## Required work
Where a line of the listing below includes the word "Assembler", reproduce that line.

**** Materials provided ****

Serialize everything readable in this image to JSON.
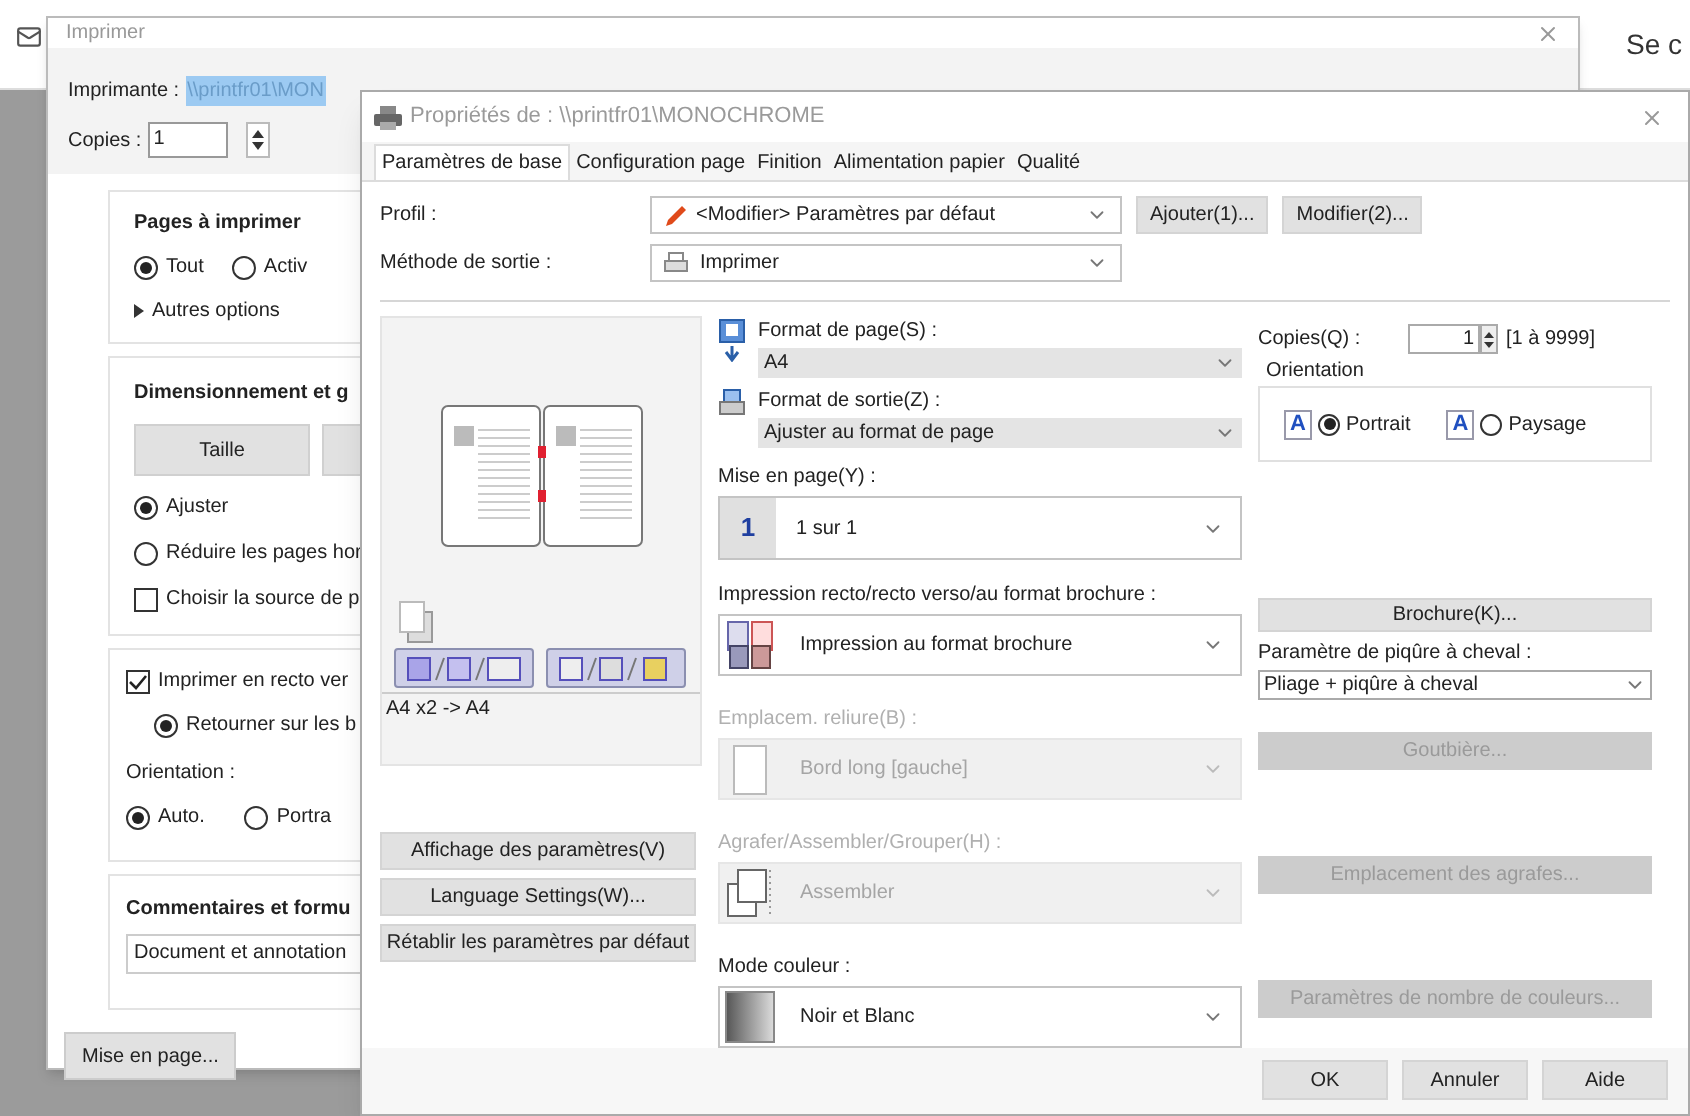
{
  "background_app": {
    "header_text": "Se c"
  },
  "print_dialog": {
    "title": "Imprimer",
    "printer": {
      "label": "Imprimante :",
      "value": "\\\\printfr01\\MON"
    },
    "copies": {
      "label": "Copies :",
      "value": "1"
    },
    "pages": {
      "heading": "Pages à imprimer",
      "options": [
        {
          "label": "Tout",
          "selected": true
        },
        {
          "label": "Activ",
          "selected": false
        }
      ],
      "more_options": "Autres options"
    },
    "sizing": {
      "heading": "Dimensionnement et g",
      "tab_label": "Taille",
      "options": [
        {
          "label": "Ajuster",
          "selected": true
        },
        {
          "label": "Réduire les pages hor",
          "selected": false
        }
      ],
      "paper_source": {
        "label": "Choisir la source de p",
        "checked": false
      }
    },
    "duplex": {
      "label": "Imprimer en recto ver",
      "checked": true,
      "flip": {
        "label": "Retourner sur les b",
        "selected": true
      },
      "orientation_label": "Orientation :",
      "orientation_options": [
        {
          "label": "Auto.",
          "selected": true
        },
        {
          "label": "Portra",
          "selected": false
        }
      ]
    },
    "comments": {
      "heading": "Commentaires et formu",
      "value": "Document et annotation"
    },
    "page_setup_button": "Mise en page..."
  },
  "properties_dialog": {
    "title": "Propriétés de : \\\\printfr01\\MONOCHROME",
    "tabs": [
      {
        "label": "Paramètres de base",
        "selected": true
      },
      {
        "label": "Configuration page",
        "selected": false
      },
      {
        "label": "Finition",
        "selected": false
      },
      {
        "label": "Alimentation papier",
        "selected": false
      },
      {
        "label": "Qualité",
        "selected": false
      }
    ],
    "profile": {
      "label": "Profil :",
      "value": "<Modifier> Paramètres par défaut"
    },
    "profile_buttons": [
      "Ajouter(1)...",
      "Modifier(2)..."
    ],
    "output_method": {
      "label": "Méthode de sortie :",
      "value": "Imprimer"
    },
    "preview": {
      "caption": "A4 x2 -> A4"
    },
    "left_buttons": [
      "Affichage des paramètres(V)",
      "Language Settings(W)...",
      "Rétablir les paramètres par défaut"
    ],
    "page_size": {
      "label": "Format de page(S) :",
      "value": "A4"
    },
    "output_size": {
      "label": "Format de sortie(Z) :",
      "value": "Ajuster au format de page"
    },
    "layout": {
      "label": "Mise en page(Y) :",
      "value": "1 sur 1",
      "icon_text": "1"
    },
    "print_type": {
      "label": "Impression recto/recto verso/au format brochure :",
      "value": "Impression au format brochure",
      "disabled": false
    },
    "binding": {
      "label": "Emplacem. reliure(B) :",
      "value": "Bord long [gauche]",
      "disabled": true
    },
    "finishing": {
      "label": "Agrafer/Assembler/Grouper(H) :",
      "value": "Assembler",
      "disabled": true
    },
    "color_mode": {
      "label": "Mode couleur :",
      "value": "Noir et Blanc",
      "disabled": false
    },
    "copies": {
      "label": "Copies(Q) :",
      "value": "1",
      "range": "[1 à 9999]"
    },
    "orientation": {
      "legend": "Orientation",
      "options": [
        {
          "label": "Portrait",
          "selected": true,
          "icon_letter": "A"
        },
        {
          "label": "Paysage",
          "selected": false,
          "icon_letter": "A"
        }
      ]
    },
    "booklet_button": {
      "label": "Brochure(K)...",
      "disabled": false
    },
    "saddle_stitch": {
      "label": "Paramètre de piqûre à cheval :",
      "value": "Pliage + piqûre à cheval"
    },
    "side_buttons": [
      {
        "label": "Goutbière...",
        "disabled": true
      },
      {
        "label": "Emplacement des agrafes...",
        "disabled": true
      },
      {
        "label": "Paramètres de nombre de couleurs...",
        "disabled": true
      }
    ],
    "footer_buttons": [
      "OK",
      "Annuler",
      "Aide"
    ]
  }
}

****

## Exercise solution
      "label": "Agrafer/Assembler/Grouper(H) :",
      "value": "Assembler",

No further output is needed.